start Dataset rows
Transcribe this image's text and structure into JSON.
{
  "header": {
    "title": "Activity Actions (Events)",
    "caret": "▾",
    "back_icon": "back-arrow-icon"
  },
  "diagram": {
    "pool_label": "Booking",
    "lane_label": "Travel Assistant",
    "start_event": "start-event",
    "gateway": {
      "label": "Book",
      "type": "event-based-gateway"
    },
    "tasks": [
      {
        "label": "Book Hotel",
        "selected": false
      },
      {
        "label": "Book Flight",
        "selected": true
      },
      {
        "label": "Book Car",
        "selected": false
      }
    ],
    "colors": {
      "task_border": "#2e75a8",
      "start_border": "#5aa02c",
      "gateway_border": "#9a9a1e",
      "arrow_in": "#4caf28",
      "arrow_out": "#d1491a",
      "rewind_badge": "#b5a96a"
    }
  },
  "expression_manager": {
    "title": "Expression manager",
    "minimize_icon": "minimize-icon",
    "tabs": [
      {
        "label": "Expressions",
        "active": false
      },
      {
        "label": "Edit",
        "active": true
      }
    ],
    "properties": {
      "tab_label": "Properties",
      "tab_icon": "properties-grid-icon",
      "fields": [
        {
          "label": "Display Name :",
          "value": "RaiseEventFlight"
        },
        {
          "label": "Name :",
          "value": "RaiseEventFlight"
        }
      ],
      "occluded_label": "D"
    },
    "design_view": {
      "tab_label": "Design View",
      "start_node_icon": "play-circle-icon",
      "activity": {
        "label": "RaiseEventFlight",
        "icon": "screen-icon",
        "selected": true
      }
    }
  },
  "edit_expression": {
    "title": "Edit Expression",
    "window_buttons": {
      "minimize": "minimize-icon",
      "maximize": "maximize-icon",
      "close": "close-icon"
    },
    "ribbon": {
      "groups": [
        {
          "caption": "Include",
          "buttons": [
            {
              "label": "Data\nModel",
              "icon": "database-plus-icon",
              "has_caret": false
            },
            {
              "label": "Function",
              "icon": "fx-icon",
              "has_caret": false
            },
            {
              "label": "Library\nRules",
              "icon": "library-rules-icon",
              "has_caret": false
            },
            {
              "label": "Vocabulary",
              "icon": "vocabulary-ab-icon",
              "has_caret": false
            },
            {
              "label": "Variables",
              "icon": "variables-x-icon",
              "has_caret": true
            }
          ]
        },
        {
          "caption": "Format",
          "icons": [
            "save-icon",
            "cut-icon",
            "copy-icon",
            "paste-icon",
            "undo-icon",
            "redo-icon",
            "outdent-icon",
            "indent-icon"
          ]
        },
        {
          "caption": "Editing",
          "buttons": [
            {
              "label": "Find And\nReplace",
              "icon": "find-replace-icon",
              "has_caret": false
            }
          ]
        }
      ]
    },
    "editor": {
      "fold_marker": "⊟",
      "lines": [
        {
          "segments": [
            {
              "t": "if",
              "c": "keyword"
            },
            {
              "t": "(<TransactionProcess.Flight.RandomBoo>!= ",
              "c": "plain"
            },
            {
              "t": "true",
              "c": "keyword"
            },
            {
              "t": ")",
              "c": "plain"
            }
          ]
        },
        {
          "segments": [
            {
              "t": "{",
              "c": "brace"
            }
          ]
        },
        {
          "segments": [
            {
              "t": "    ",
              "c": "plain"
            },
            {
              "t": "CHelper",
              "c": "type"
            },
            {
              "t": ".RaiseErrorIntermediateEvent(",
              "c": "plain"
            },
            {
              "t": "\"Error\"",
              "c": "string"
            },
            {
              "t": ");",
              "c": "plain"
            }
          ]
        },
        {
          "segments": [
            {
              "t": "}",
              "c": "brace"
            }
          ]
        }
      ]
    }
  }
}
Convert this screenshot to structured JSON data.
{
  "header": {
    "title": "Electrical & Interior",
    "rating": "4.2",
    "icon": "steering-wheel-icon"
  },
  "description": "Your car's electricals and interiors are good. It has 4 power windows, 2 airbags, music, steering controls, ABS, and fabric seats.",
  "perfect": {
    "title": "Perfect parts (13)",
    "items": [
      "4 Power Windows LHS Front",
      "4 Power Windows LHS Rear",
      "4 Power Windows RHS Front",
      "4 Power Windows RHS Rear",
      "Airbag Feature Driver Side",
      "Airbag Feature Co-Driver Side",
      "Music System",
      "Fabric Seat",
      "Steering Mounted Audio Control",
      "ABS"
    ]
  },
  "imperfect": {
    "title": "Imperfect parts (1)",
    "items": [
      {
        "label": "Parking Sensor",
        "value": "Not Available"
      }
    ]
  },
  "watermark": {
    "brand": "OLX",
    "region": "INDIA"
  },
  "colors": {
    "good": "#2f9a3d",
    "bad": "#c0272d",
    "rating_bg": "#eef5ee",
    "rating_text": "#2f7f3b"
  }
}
end Dataset rows
• Exercise details: Gather and copy every line of the data in which the string "title" is found.

• Written response:
    "title": "Activity Actions (Events)",
    "title": "Expression manager",
    "title": "Edit Expression",
    "title": "Electrical & Interior",
    "title": "Perfect parts (13)",
    "title": "Imperfect parts (1)",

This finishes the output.